[Figure dataset records]
┌──
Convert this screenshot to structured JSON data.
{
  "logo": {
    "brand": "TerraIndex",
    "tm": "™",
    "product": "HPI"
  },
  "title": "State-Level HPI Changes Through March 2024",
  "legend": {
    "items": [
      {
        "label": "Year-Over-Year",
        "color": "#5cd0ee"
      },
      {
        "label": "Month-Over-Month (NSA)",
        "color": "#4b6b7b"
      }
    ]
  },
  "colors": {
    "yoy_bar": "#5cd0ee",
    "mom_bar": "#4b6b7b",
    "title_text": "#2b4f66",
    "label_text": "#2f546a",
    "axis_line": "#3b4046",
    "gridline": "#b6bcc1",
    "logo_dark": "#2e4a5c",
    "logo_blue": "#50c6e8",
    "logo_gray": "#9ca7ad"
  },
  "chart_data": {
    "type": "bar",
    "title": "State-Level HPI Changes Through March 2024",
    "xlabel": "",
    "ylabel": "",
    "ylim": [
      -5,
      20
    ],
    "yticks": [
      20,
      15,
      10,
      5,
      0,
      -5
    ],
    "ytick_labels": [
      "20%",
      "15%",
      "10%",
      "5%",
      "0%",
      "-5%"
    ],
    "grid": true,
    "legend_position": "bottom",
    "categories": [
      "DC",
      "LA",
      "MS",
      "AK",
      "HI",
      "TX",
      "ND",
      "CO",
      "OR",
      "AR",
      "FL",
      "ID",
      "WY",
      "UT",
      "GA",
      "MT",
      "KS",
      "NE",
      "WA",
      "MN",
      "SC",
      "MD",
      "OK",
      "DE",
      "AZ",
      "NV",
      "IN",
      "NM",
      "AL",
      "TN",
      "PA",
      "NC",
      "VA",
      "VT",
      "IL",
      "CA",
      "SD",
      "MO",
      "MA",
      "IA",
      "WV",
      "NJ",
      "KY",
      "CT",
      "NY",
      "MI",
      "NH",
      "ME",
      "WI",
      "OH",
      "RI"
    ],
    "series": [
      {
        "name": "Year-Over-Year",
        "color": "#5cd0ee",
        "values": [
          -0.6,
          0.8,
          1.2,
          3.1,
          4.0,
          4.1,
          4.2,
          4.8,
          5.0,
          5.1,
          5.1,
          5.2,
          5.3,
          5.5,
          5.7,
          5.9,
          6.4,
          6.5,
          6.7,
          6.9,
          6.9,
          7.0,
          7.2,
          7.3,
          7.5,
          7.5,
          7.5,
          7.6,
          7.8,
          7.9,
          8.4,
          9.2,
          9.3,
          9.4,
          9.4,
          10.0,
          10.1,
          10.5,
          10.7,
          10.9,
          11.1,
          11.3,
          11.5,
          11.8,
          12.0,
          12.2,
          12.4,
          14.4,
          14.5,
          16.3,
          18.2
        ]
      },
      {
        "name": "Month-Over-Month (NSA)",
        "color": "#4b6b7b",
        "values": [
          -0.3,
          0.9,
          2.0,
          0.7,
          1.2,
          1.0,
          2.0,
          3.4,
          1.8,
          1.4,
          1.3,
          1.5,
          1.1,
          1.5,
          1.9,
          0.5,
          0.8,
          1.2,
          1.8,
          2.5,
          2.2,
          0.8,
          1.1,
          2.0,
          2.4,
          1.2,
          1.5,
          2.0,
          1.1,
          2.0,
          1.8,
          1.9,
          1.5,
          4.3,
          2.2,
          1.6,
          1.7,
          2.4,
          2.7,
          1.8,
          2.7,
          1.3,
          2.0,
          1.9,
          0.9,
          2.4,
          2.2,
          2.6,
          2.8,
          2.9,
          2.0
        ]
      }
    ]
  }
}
└──
┌──
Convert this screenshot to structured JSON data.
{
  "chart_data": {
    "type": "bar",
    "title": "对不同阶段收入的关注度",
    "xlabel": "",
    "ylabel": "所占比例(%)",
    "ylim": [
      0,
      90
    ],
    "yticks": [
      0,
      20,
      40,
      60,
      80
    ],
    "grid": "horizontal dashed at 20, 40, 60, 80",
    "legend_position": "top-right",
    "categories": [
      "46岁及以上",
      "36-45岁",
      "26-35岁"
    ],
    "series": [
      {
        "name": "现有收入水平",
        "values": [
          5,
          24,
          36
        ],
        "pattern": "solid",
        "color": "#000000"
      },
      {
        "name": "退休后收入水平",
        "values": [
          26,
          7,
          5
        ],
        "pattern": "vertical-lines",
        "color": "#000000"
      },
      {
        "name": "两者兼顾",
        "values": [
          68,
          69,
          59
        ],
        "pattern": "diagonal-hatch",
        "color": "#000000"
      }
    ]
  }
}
└──
◆ The task
Among the entries above, identify all lines with "Through" and copy them.

◆ Expected answer
  "title": "State-Level HPI Changes Through March 2024",
    "title": "State-Level HPI Changes Through March 2024",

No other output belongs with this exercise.